**Directive:** Gather the lines below that include the string "Рябиновка", copying each in full.
■ ■ ■ ■ ■ ■ ■
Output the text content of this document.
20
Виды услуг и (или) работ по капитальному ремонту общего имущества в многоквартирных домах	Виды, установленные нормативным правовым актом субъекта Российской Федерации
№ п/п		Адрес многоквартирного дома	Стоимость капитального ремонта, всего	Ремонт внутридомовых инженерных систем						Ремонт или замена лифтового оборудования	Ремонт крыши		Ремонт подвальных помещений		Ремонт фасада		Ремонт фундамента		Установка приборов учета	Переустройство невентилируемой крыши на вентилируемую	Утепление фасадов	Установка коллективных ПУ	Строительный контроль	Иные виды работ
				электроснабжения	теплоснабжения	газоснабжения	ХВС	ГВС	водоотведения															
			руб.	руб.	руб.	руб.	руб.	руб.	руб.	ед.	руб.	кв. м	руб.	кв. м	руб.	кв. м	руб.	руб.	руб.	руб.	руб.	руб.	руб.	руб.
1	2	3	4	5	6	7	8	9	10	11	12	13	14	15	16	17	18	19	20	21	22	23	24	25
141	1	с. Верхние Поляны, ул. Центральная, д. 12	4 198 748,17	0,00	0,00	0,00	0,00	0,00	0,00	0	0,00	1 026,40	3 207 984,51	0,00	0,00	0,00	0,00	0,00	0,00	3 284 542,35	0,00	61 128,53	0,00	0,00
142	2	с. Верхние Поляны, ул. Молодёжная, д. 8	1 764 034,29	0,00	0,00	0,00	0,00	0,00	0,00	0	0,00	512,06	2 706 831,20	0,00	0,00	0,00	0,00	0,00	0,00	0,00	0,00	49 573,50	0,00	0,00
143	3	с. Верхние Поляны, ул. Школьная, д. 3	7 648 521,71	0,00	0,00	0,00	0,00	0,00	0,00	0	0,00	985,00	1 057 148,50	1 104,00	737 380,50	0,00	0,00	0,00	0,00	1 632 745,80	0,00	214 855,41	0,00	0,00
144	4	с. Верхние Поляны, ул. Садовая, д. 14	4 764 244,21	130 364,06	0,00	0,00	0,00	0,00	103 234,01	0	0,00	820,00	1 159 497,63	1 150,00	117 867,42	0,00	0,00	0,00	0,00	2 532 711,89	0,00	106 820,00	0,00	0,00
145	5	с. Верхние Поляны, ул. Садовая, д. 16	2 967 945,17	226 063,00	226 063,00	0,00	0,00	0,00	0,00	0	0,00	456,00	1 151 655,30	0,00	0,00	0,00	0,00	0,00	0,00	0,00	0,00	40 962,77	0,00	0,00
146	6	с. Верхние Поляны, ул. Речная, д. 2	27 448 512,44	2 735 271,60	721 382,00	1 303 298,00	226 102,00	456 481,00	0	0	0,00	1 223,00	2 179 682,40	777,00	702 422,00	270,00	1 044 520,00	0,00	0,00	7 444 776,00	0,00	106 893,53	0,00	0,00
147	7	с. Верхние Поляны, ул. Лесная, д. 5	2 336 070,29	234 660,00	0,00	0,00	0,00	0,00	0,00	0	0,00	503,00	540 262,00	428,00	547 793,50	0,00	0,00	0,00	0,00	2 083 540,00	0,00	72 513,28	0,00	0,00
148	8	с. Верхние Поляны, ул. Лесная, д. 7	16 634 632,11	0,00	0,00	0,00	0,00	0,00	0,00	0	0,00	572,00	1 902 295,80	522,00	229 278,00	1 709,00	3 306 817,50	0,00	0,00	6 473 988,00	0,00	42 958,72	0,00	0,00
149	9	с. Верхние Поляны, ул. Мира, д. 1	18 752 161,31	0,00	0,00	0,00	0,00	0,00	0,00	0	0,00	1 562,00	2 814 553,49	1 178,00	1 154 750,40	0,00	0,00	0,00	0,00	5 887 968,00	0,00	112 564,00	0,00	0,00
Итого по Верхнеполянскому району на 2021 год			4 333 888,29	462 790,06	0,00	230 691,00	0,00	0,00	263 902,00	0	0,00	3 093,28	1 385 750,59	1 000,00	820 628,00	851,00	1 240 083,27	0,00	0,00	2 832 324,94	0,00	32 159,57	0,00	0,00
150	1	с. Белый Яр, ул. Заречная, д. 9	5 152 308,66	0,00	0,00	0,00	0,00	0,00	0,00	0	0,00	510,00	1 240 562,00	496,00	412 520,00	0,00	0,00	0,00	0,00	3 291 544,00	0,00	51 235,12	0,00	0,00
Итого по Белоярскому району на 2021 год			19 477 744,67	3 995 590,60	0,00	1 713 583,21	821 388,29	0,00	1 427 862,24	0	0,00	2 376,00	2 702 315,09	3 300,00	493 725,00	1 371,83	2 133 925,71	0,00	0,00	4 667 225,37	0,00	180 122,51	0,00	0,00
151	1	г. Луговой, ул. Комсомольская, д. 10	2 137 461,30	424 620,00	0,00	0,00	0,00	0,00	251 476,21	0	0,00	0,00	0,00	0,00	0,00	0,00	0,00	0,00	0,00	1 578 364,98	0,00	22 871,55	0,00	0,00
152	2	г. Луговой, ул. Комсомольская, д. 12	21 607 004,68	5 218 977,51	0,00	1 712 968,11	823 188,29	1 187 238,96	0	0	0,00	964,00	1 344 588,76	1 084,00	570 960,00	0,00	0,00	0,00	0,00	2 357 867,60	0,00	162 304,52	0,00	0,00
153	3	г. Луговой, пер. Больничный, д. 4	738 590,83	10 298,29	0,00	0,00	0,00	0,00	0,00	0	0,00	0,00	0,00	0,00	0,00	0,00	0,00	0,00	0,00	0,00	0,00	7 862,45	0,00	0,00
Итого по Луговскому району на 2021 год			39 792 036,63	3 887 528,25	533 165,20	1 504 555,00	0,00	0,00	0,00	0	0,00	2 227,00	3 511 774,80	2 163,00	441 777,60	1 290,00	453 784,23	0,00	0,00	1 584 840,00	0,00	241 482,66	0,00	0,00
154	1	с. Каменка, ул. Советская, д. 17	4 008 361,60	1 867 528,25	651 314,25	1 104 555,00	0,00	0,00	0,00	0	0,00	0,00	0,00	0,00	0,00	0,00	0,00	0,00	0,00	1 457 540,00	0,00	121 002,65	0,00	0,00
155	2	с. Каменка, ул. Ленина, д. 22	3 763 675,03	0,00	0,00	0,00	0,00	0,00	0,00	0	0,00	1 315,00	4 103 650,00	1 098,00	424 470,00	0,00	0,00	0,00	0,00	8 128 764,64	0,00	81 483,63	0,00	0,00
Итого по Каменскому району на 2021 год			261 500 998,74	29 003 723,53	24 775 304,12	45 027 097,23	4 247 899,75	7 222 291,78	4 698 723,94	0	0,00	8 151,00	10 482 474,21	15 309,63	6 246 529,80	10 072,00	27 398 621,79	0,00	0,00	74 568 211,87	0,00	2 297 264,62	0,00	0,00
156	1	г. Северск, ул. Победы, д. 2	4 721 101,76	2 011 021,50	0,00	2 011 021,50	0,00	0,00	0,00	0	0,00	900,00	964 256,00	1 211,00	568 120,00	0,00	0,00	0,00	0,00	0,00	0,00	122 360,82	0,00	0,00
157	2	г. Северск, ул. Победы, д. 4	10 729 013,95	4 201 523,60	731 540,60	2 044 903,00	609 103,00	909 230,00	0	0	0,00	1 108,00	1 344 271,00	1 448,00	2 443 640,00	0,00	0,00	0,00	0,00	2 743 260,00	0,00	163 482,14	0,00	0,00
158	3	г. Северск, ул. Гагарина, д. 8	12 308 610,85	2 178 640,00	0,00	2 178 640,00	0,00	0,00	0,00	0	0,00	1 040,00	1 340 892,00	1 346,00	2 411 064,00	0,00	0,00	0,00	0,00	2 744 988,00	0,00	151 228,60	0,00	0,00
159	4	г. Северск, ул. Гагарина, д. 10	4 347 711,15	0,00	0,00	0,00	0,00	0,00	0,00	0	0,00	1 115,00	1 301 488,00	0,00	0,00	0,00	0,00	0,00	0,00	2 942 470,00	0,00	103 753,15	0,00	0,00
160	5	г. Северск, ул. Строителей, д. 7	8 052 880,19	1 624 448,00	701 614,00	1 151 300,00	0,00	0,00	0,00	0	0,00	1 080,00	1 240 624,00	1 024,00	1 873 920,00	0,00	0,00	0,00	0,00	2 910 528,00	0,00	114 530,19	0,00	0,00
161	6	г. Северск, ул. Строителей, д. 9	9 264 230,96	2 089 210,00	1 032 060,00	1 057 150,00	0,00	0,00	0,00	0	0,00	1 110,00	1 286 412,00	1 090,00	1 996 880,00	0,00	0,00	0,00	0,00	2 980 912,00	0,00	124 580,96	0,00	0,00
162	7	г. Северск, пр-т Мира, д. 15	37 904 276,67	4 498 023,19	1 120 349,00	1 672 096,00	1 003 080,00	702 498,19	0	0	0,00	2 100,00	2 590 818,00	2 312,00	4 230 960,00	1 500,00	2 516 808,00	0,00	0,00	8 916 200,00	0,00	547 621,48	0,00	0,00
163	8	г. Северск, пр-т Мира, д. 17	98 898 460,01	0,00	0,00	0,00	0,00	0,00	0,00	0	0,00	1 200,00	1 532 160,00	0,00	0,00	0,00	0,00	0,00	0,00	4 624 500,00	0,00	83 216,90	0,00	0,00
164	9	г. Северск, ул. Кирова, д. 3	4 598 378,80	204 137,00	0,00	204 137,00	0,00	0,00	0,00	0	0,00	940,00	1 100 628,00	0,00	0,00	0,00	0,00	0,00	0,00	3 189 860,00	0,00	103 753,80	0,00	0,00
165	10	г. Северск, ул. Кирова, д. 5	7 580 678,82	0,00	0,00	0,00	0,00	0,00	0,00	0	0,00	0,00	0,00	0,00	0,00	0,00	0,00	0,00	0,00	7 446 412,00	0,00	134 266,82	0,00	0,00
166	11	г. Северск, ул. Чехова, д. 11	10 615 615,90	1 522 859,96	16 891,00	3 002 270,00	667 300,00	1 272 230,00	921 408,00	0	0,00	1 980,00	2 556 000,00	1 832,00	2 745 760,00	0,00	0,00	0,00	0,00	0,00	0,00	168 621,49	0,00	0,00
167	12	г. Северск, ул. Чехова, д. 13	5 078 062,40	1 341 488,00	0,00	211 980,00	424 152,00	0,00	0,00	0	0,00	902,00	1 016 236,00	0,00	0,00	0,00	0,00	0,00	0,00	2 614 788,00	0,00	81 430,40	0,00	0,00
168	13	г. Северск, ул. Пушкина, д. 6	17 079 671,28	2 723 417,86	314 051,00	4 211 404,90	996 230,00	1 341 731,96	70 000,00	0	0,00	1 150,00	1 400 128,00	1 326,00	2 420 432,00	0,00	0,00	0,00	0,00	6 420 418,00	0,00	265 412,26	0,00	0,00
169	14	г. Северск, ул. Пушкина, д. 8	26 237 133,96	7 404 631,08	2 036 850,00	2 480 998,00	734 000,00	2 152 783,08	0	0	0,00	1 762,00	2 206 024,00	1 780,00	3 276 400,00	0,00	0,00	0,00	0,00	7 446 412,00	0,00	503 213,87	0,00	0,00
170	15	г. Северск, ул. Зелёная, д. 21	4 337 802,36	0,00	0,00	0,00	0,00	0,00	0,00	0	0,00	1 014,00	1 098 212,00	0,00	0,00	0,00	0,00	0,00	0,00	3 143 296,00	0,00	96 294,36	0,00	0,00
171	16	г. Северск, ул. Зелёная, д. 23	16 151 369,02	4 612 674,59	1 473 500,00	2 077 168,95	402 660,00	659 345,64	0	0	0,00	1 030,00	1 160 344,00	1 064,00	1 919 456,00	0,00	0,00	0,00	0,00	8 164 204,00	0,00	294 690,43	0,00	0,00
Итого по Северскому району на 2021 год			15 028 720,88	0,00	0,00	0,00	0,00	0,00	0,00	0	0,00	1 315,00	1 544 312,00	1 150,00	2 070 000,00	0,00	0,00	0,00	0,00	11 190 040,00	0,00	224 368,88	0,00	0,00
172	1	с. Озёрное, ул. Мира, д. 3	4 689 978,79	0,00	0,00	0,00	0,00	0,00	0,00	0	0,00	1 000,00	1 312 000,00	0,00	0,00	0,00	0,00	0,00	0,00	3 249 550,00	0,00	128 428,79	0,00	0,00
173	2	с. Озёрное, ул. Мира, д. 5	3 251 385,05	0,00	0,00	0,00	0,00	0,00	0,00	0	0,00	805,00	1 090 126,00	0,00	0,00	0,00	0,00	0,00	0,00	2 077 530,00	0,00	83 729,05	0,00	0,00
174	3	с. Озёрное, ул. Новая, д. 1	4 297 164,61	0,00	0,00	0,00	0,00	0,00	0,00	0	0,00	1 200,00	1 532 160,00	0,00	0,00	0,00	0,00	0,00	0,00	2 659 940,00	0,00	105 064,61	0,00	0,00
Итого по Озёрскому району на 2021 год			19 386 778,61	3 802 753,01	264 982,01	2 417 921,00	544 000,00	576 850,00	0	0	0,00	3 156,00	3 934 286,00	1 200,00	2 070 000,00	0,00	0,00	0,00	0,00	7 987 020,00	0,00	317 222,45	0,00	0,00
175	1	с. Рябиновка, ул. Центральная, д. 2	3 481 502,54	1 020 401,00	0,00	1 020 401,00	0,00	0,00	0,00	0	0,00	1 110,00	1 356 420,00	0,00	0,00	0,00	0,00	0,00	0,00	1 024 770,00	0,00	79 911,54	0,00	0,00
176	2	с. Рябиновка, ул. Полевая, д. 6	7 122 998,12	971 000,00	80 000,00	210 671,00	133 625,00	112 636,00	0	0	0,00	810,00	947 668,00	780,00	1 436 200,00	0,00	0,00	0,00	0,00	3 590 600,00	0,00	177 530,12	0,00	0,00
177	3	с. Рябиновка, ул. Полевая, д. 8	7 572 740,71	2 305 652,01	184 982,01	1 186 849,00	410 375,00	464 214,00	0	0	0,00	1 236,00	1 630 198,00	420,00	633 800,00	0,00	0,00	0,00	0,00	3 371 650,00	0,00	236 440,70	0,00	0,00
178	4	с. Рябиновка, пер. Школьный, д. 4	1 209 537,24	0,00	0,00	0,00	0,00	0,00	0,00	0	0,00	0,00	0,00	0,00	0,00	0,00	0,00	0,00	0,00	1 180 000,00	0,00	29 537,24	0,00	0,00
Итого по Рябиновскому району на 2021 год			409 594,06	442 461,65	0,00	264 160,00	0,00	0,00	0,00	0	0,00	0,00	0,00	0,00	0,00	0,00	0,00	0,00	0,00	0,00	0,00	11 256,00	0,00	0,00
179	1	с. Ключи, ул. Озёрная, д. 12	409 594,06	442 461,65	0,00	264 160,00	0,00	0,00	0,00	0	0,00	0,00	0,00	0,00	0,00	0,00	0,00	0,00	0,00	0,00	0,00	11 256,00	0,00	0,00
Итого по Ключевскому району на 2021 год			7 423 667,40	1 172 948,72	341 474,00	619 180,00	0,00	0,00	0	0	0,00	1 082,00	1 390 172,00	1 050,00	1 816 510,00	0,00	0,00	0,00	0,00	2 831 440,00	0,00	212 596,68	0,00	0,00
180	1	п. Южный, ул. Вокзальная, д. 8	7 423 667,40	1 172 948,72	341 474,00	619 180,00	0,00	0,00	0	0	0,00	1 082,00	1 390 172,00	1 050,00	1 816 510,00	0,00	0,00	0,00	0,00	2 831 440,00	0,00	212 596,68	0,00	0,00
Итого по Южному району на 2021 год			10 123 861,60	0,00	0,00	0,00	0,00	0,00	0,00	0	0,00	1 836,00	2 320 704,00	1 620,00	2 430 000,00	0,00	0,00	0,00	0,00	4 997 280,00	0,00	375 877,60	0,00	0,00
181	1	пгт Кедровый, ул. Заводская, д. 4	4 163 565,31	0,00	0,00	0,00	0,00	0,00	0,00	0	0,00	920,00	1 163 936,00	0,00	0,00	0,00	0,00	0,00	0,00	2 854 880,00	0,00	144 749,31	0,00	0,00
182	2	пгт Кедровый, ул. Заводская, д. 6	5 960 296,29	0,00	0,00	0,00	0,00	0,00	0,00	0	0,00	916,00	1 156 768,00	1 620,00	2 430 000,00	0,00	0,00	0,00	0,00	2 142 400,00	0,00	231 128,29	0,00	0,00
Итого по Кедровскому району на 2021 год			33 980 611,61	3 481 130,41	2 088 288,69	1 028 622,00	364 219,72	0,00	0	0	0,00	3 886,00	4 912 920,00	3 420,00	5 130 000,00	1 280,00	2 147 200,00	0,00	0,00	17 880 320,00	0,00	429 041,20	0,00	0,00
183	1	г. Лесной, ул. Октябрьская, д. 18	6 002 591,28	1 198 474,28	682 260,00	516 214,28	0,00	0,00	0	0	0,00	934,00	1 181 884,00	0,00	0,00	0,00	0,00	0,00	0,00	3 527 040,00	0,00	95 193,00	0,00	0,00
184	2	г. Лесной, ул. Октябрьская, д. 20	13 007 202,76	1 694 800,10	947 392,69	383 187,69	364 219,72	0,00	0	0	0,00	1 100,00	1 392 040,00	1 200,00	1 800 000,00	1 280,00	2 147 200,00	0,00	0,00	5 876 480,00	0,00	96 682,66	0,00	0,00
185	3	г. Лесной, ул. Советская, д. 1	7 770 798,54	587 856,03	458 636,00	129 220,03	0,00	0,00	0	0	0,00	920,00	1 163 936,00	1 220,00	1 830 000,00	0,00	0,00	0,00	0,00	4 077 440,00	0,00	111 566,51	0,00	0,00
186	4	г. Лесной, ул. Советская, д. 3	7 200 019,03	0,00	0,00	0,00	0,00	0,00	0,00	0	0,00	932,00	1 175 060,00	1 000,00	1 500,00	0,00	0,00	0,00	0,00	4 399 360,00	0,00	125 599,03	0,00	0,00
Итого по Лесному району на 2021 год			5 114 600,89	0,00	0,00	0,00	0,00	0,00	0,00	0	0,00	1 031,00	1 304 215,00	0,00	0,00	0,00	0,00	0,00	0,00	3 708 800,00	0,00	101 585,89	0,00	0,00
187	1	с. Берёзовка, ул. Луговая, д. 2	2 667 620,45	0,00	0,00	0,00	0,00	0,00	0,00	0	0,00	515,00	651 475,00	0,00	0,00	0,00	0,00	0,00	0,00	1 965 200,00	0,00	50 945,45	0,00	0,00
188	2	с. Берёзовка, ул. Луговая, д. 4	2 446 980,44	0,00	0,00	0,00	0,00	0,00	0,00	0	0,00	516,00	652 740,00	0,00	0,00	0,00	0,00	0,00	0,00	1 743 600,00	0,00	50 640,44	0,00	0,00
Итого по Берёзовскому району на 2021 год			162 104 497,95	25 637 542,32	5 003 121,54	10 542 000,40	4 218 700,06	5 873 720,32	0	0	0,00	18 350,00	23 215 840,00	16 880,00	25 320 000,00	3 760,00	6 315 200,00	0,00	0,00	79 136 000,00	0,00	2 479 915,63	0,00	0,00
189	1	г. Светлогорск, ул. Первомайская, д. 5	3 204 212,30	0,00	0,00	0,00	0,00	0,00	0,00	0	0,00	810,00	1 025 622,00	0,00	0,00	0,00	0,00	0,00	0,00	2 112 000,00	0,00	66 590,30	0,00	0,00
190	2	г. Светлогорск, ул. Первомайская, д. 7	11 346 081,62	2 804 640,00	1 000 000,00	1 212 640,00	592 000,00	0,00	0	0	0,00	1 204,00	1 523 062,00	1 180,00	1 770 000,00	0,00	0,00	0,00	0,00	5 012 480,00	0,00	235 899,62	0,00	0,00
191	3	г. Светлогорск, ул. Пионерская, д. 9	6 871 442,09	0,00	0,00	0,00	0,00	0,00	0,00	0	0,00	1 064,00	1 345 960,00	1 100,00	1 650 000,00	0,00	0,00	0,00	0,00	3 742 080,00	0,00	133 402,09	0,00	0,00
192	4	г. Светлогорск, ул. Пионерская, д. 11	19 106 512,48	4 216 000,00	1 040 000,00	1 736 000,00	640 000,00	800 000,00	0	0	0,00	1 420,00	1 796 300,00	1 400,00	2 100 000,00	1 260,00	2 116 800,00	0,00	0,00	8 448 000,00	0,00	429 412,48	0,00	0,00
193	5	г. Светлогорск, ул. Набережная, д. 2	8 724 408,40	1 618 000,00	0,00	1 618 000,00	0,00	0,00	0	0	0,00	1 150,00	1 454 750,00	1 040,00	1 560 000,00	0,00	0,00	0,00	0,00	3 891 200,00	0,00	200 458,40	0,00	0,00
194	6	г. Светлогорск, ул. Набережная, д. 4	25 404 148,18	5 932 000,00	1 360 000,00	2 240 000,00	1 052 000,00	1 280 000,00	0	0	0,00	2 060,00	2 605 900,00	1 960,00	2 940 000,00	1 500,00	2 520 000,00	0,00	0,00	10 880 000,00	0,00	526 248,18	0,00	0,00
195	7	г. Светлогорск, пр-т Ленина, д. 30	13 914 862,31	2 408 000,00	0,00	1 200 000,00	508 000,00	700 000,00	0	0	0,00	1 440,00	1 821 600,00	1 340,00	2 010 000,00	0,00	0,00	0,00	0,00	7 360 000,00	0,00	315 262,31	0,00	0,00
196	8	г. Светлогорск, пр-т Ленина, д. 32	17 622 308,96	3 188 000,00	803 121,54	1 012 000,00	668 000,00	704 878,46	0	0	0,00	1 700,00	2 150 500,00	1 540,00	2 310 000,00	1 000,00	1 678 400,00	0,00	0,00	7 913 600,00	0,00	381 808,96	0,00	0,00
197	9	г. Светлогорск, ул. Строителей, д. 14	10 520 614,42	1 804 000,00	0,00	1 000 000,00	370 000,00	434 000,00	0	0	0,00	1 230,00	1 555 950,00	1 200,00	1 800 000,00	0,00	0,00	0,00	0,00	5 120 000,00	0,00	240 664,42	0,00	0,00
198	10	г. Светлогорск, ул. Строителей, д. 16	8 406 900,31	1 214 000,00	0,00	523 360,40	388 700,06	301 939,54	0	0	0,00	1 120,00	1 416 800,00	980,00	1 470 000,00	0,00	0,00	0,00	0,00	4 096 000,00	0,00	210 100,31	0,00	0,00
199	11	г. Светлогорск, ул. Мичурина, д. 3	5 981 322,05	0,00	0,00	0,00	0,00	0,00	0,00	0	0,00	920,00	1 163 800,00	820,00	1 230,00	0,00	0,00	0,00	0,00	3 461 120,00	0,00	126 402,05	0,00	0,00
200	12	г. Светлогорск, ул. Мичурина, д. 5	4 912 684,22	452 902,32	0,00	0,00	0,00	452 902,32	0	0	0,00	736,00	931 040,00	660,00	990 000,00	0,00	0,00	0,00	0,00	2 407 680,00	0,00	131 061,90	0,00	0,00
■ ■ ■ ■ ■ ■ ■
**The output:**
175	1	с. Рябиновка, ул. Центральная, д. 2	3 481 502,54	1 020 401,00	0,00	1 020 401,00	0,00	0,00	0,00	0	0,00	1 110,00	1 356 420,00	0,00	0,00	0,00	0,00	0,00	0,00	1 024 770,00	0,00	79 911,54	0,00	0,00
176	2	с. Рябиновка, ул. Полевая, д. 6	7 122 998,12	971 000,00	80 000,00	210 671,00	133 625,00	112 636,00	0	0	0,00	810,00	947 668,00	780,00	1 436 200,00	0,00	0,00	0,00	0,00	3 590 600,00	0,00	177 530,12	0,00	0,00
177	3	с. Рябиновка, ул. Полевая, д. 8	7 572 740,71	2 305 652,01	184 982,01	1 186 849,00	410 375,00	464 214,00	0	0	0,00	1 236,00	1 630 198,00	420,00	633 800,00	0,00	0,00	0,00	0,00	3 371 650,00	0,00	236 440,70	0,00	0,00
178	4	с. Рябиновка, пер. Школьный, д. 4	1 209 537,24	0,00	0,00	0,00	0,00	0,00	0,00	0	0,00	0,00	0,00	0,00	0,00	0,00	0,00	0,00	0,00	1 180 000,00	0,00	29 537,24	0,00	0,00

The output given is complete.